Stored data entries
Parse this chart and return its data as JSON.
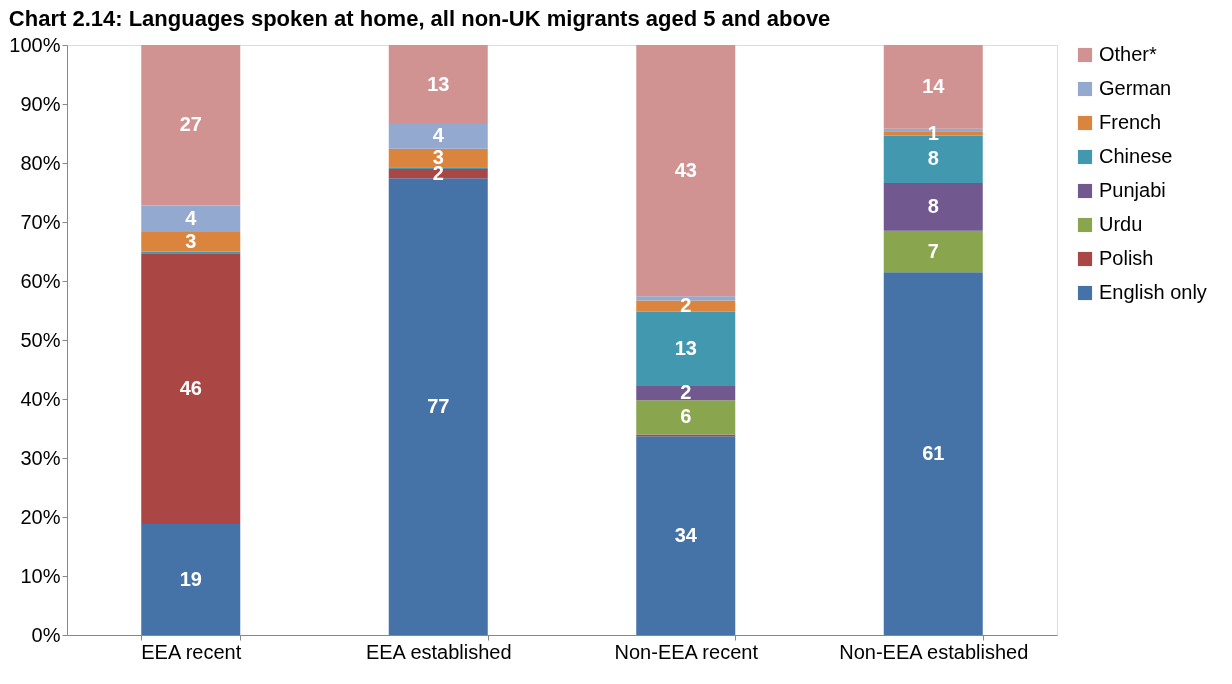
{
  "chart_data": {
    "type": "bar",
    "title": "Chart 2.14: Languages spoken at home, all non-UK migrants aged 5 and above",
    "categories": [
      "EEA recent",
      "EEA established",
      "Non-EEA recent",
      "Non-EEA established"
    ],
    "stacked": true,
    "series": [
      {
        "name": "English only",
        "color": "#4572a7",
        "values": [
          18.8,
          77.4,
          33.7,
          61.5
        ],
        "value_labels": [
          "19",
          "77",
          "34",
          "61"
        ]
      },
      {
        "name": "Polish",
        "color": "#aa4643",
        "values": [
          45.9,
          1.6,
          0.3,
          0
        ],
        "value_labels": [
          "46",
          "2",
          null,
          null
        ]
      },
      {
        "name": "Urdu",
        "color": "#89a54e",
        "values": [
          0,
          0,
          5.8,
          7.0
        ],
        "value_labels": [
          null,
          null,
          "6",
          "7"
        ]
      },
      {
        "name": "Punjabi",
        "color": "#71588f",
        "values": [
          0,
          0,
          2.4,
          8.1
        ],
        "value_labels": [
          null,
          null,
          "2",
          "8"
        ]
      },
      {
        "name": "Chinese",
        "color": "#4198af",
        "values": [
          0.3,
          0.3,
          12.6,
          8.0
        ],
        "value_labels": [
          null,
          null,
          "13",
          "8"
        ]
      },
      {
        "name": "French",
        "color": "#db843d",
        "values": [
          3.3,
          3.1,
          1.9,
          0.8
        ],
        "value_labels": [
          "3",
          "3",
          "2",
          "1"
        ]
      },
      {
        "name": "German",
        "color": "#93a9cf",
        "values": [
          4.5,
          4.2,
          0.7,
          0.4
        ],
        "value_labels": [
          "4",
          "4",
          null,
          null
        ]
      },
      {
        "name": "Other*",
        "color": "#d19392",
        "values": [
          27.2,
          13.4,
          42.6,
          14.2
        ],
        "value_labels": [
          "27",
          "13",
          "43",
          "14"
        ]
      }
    ],
    "ylim": [
      0,
      100
    ],
    "yticks": [
      {
        "value": 0,
        "label": "0%"
      },
      {
        "value": 10,
        "label": "10%"
      },
      {
        "value": 20,
        "label": "20%"
      },
      {
        "value": 30,
        "label": "30%"
      },
      {
        "value": 40,
        "label": "40%"
      },
      {
        "value": 50,
        "label": "50%"
      },
      {
        "value": 60,
        "label": "60%"
      },
      {
        "value": 70,
        "label": "70%"
      },
      {
        "value": 80,
        "label": "80%"
      },
      {
        "value": 90,
        "label": "90%"
      },
      {
        "value": 100,
        "label": "100%"
      }
    ],
    "grid": false,
    "legend": "right"
  }
}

- _GIVEN REQUEST_
Give all the entries again exactly, dropping each picture.

- _SOLUTION TO THIS EXERCISE_
Parse this chart and return its data as JSON.
{
  "chart_data": {
    "type": "bar",
    "title": "Chart 2.14: Languages spoken at home, all non-UK migrants aged 5 and above",
    "categories": [
      "EEA recent",
      "EEA established",
      "Non-EEA recent",
      "Non-EEA established"
    ],
    "stacked": true,
    "series": [
      {
        "name": "English only",
        "color": "#4572a7",
        "values": [
          18.8,
          77.4,
          33.7,
          61.5
        ],
        "value_labels": [
          "19",
          "77",
          "34",
          "61"
        ]
      },
      {
        "name": "Polish",
        "color": "#aa4643",
        "values": [
          45.9,
          1.6,
          0.3,
          0
        ],
        "value_labels": [
          "46",
          "2",
          null,
          null
        ]
      },
      {
        "name": "Urdu",
        "color": "#89a54e",
        "values": [
          0,
          0,
          5.8,
          7.0
        ],
        "value_labels": [
          null,
          null,
          "6",
          "7"
        ]
      },
      {
        "name": "Punjabi",
        "color": "#71588f",
        "values": [
          0,
          0,
          2.4,
          8.1
        ],
        "value_labels": [
          null,
          null,
          "2",
          "8"
        ]
      },
      {
        "name": "Chinese",
        "color": "#4198af",
        "values": [
          0.3,
          0.3,
          12.6,
          8.0
        ],
        "value_labels": [
          null,
          null,
          "13",
          "8"
        ]
      },
      {
        "name": "French",
        "color": "#db843d",
        "values": [
          3.3,
          3.1,
          1.9,
          0.8
        ],
        "value_labels": [
          "3",
          "3",
          "2",
          "1"
        ]
      },
      {
        "name": "German",
        "color": "#93a9cf",
        "values": [
          4.5,
          4.2,
          0.7,
          0.4
        ],
        "value_labels": [
          "4",
          "4",
          null,
          null
        ]
      },
      {
        "name": "Other*",
        "color": "#d19392",
        "values": [
          27.2,
          13.4,
          42.6,
          14.2
        ],
        "value_labels": [
          "27",
          "13",
          "43",
          "14"
        ]
      }
    ],
    "ylim": [
      0,
      100
    ],
    "yticks": [
      {
        "value": 0,
        "label": "0%"
      },
      {
        "value": 10,
        "label": "10%"
      },
      {
        "value": 20,
        "label": "20%"
      },
      {
        "value": 30,
        "label": "30%"
      },
      {
        "value": 40,
        "label": "40%"
      },
      {
        "value": 50,
        "label": "50%"
      },
      {
        "value": 60,
        "label": "60%"
      },
      {
        "value": 70,
        "label": "70%"
      },
      {
        "value": 80,
        "label": "80%"
      },
      {
        "value": 90,
        "label": "90%"
      },
      {
        "value": 100,
        "label": "100%"
      }
    ],
    "grid": false,
    "legend": "right"
  }
}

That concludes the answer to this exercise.